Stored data
## Start
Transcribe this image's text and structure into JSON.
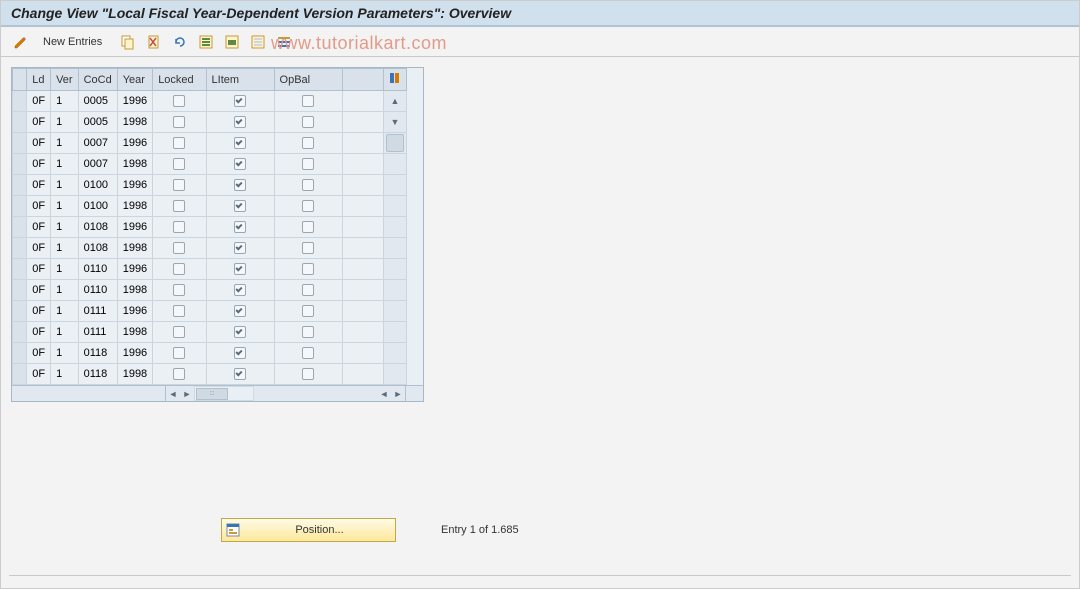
{
  "title": "Change View \"Local Fiscal Year-Dependent Version Parameters\": Overview",
  "watermark": "www.tutorialkart.com",
  "toolbar": {
    "new_entries": "New Entries"
  },
  "table": {
    "headers": {
      "ld": "Ld",
      "ver": "Ver",
      "cocd": "CoCd",
      "year": "Year",
      "locked": "Locked",
      "litem": "LItem",
      "opbal": "OpBal"
    },
    "rows": [
      {
        "ld": "0F",
        "ver": "1",
        "cocd": "0005",
        "year": "1996",
        "locked": false,
        "litem": true,
        "opbal": false
      },
      {
        "ld": "0F",
        "ver": "1",
        "cocd": "0005",
        "year": "1998",
        "locked": false,
        "litem": true,
        "opbal": false
      },
      {
        "ld": "0F",
        "ver": "1",
        "cocd": "0007",
        "year": "1996",
        "locked": false,
        "litem": true,
        "opbal": false
      },
      {
        "ld": "0F",
        "ver": "1",
        "cocd": "0007",
        "year": "1998",
        "locked": false,
        "litem": true,
        "opbal": false
      },
      {
        "ld": "0F",
        "ver": "1",
        "cocd": "0100",
        "year": "1996",
        "locked": false,
        "litem": true,
        "opbal": false
      },
      {
        "ld": "0F",
        "ver": "1",
        "cocd": "0100",
        "year": "1998",
        "locked": false,
        "litem": true,
        "opbal": false
      },
      {
        "ld": "0F",
        "ver": "1",
        "cocd": "0108",
        "year": "1996",
        "locked": false,
        "litem": true,
        "opbal": false
      },
      {
        "ld": "0F",
        "ver": "1",
        "cocd": "0108",
        "year": "1998",
        "locked": false,
        "litem": true,
        "opbal": false
      },
      {
        "ld": "0F",
        "ver": "1",
        "cocd": "0110",
        "year": "1996",
        "locked": false,
        "litem": true,
        "opbal": false
      },
      {
        "ld": "0F",
        "ver": "1",
        "cocd": "0110",
        "year": "1998",
        "locked": false,
        "litem": true,
        "opbal": false
      },
      {
        "ld": "0F",
        "ver": "1",
        "cocd": "0111",
        "year": "1996",
        "locked": false,
        "litem": true,
        "opbal": false
      },
      {
        "ld": "0F",
        "ver": "1",
        "cocd": "0111",
        "year": "1998",
        "locked": false,
        "litem": true,
        "opbal": false
      },
      {
        "ld": "0F",
        "ver": "1",
        "cocd": "0118",
        "year": "1996",
        "locked": false,
        "litem": true,
        "opbal": false
      },
      {
        "ld": "0F",
        "ver": "1",
        "cocd": "0118",
        "year": "1998",
        "locked": false,
        "litem": true,
        "opbal": false
      }
    ]
  },
  "footer": {
    "position_label": "Position...",
    "entry_status": "Entry 1 of 1.685"
  }
}
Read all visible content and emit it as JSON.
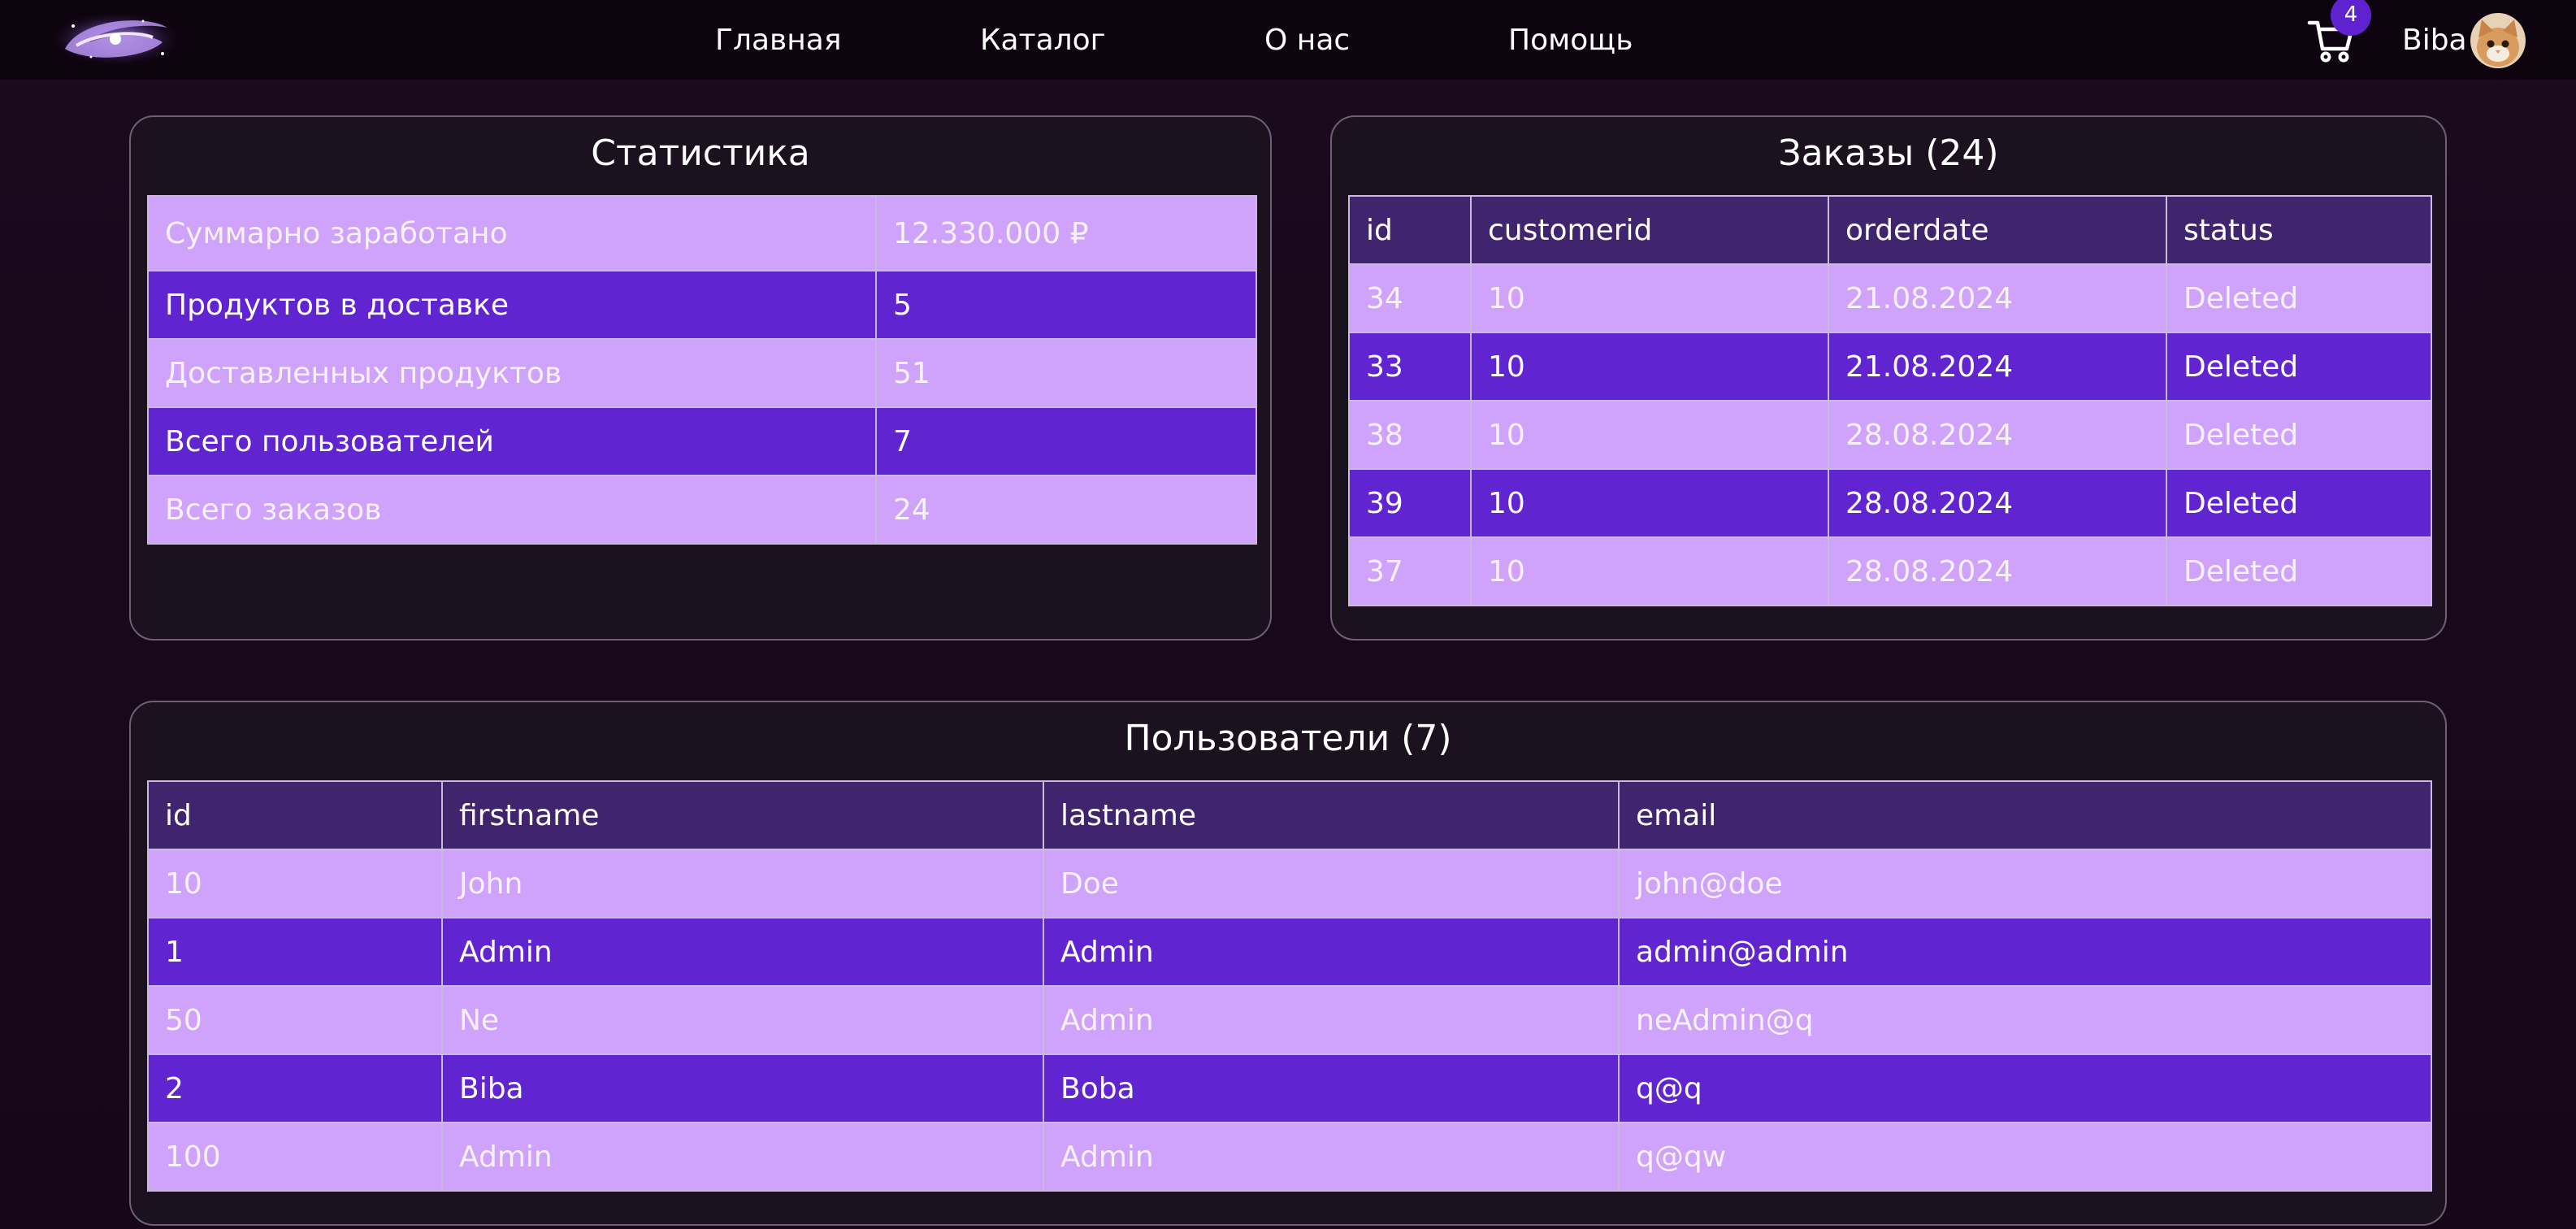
## End
* [Instruction]:
Verbatim reproduction of every record is required; images are left out.

* [Task answer]:
Transcribe this image's text and structure into JSON.
{
  "title": "Change View \"Local Fiscal Year-Dependent Version Parameters\": Overview",
  "watermark": "www.tutorialkart.com",
  "toolbar": {
    "new_entries": "New Entries"
  },
  "table": {
    "headers": {
      "ld": "Ld",
      "ver": "Ver",
      "cocd": "CoCd",
      "year": "Year",
      "locked": "Locked",
      "litem": "LItem",
      "opbal": "OpBal"
    },
    "rows": [
      {
        "ld": "0F",
        "ver": "1",
        "cocd": "0005",
        "year": "1996",
        "locked": false,
        "litem": true,
        "opbal": false
      },
      {
        "ld": "0F",
        "ver": "1",
        "cocd": "0005",
        "year": "1998",
        "locked": false,
        "litem": true,
        "opbal": false
      },
      {
        "ld": "0F",
        "ver": "1",
        "cocd": "0007",
        "year": "1996",
        "locked": false,
        "litem": true,
        "opbal": false
      },
      {
        "ld": "0F",
        "ver": "1",
        "cocd": "0007",
        "year": "1998",
        "locked": false,
        "litem": true,
        "opbal": false
      },
      {
        "ld": "0F",
        "ver": "1",
        "cocd": "0100",
        "year": "1996",
        "locked": false,
        "litem": true,
        "opbal": false
      },
      {
        "ld": "0F",
        "ver": "1",
        "cocd": "0100",
        "year": "1998",
        "locked": false,
        "litem": true,
        "opbal": false
      },
      {
        "ld": "0F",
        "ver": "1",
        "cocd": "0108",
        "year": "1996",
        "locked": false,
        "litem": true,
        "opbal": false
      },
      {
        "ld": "0F",
        "ver": "1",
        "cocd": "0108",
        "year": "1998",
        "locked": false,
        "litem": true,
        "opbal": false
      },
      {
        "ld": "0F",
        "ver": "1",
        "cocd": "0110",
        "year": "1996",
        "locked": false,
        "litem": true,
        "opbal": false
      },
      {
        "ld": "0F",
        "ver": "1",
        "cocd": "0110",
        "year": "1998",
        "locked": false,
        "litem": true,
        "opbal": false
      },
      {
        "ld": "0F",
        "ver": "1",
        "cocd": "0111",
        "year": "1996",
        "locked": false,
        "litem": true,
        "opbal": false
      },
      {
        "ld": "0F",
        "ver": "1",
        "cocd": "0111",
        "year": "1998",
        "locked": false,
        "litem": true,
        "opbal": false
      },
      {
        "ld": "0F",
        "ver": "1",
        "cocd": "0118",
        "year": "1996",
        "locked": false,
        "litem": true,
        "opbal": false
      },
      {
        "ld": "0F",
        "ver": "1",
        "cocd": "0118",
        "year": "1998",
        "locked": false,
        "litem": true,
        "opbal": false
      }
    ]
  },
  "footer": {
    "position_label": "Position...",
    "entry_status": "Entry 1 of 1.685"
  }
}
Read all visible content and emit it as JSON.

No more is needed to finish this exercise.